Saved entries
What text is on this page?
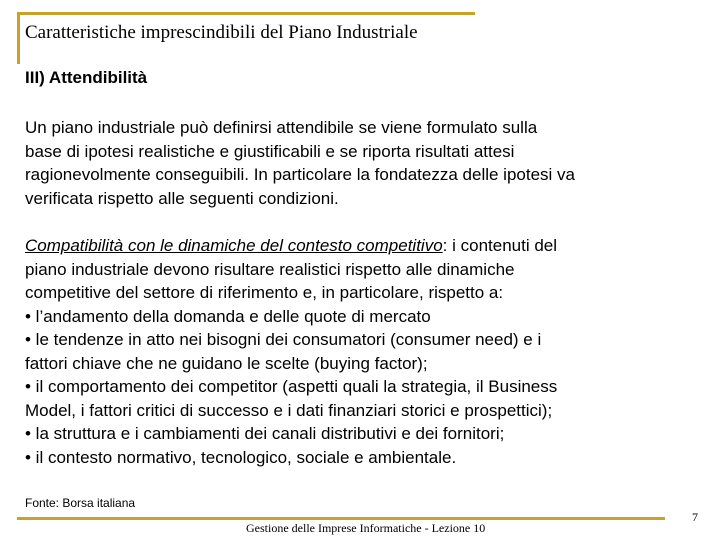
Caratteristiche imprescindibili del Piano Industriale
III) Attendibilità
Un piano industriale può definirsi attendibile se viene formulato sulla
base di ipotesi realistiche e giustificabili e se riporta risultati attesi
ragionevolmente conseguibili. In particolare la fondatezza delle ipotesi va
verificata rispetto alle seguenti condizioni.
Compatibilità con le dinamiche del contesto competitivo: i contenuti del
piano industriale devono risultare realistici rispetto alle dinamiche
competitive del settore di riferimento e, in particolare, rispetto a:
• l’andamento della domanda e delle quote di mercato
• le tendenze in atto nei bisogni dei consumatori (consumer need) e i
fattori chiave che ne guidano le scelte (buying factor);
• il comportamento dei competitor (aspetti quali la strategia, il Business
Model, i fattori critici di successo e i dati finanziari storici e prospettici);
• la struttura e i cambiamenti dei canali distributivi e dei fornitori;
• il contesto normativo, tecnologico, sociale e ambientale.
Fonte: Borsa italiana
Gestione delle Imprese Informatiche - Lezione 10
7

THE EXERCISE.
Repeat the data exactly, excluding the pictures.

THE RESPONSE.
What text is on this page?
Caratteristiche imprescindibili del Piano Industriale
III) Attendibilità
Un piano industriale può definirsi attendibile se viene formulato sulla
base di ipotesi realistiche e giustificabili e se riporta risultati attesi
ragionevolmente conseguibili. In particolare la fondatezza delle ipotesi va
verificata rispetto alle seguenti condizioni.
Compatibilità con le dinamiche del contesto competitivo: i contenuti del
piano industriale devono risultare realistici rispetto alle dinamiche
competitive del settore di riferimento e, in particolare, rispetto a:
• l’andamento della domanda e delle quote di mercato
• le tendenze in atto nei bisogni dei consumatori (consumer need) e i
fattori chiave che ne guidano le scelte (buying factor);
• il comportamento dei competitor (aspetti quali la strategia, il Business
Model, i fattori critici di successo e i dati finanziari storici e prospettici);
• la struttura e i cambiamenti dei canali distributivi e dei fornitori;
• il contesto normativo, tecnologico, sociale e ambientale.
Fonte: Borsa italiana
Gestione delle Imprese Informatiche - Lezione 10
7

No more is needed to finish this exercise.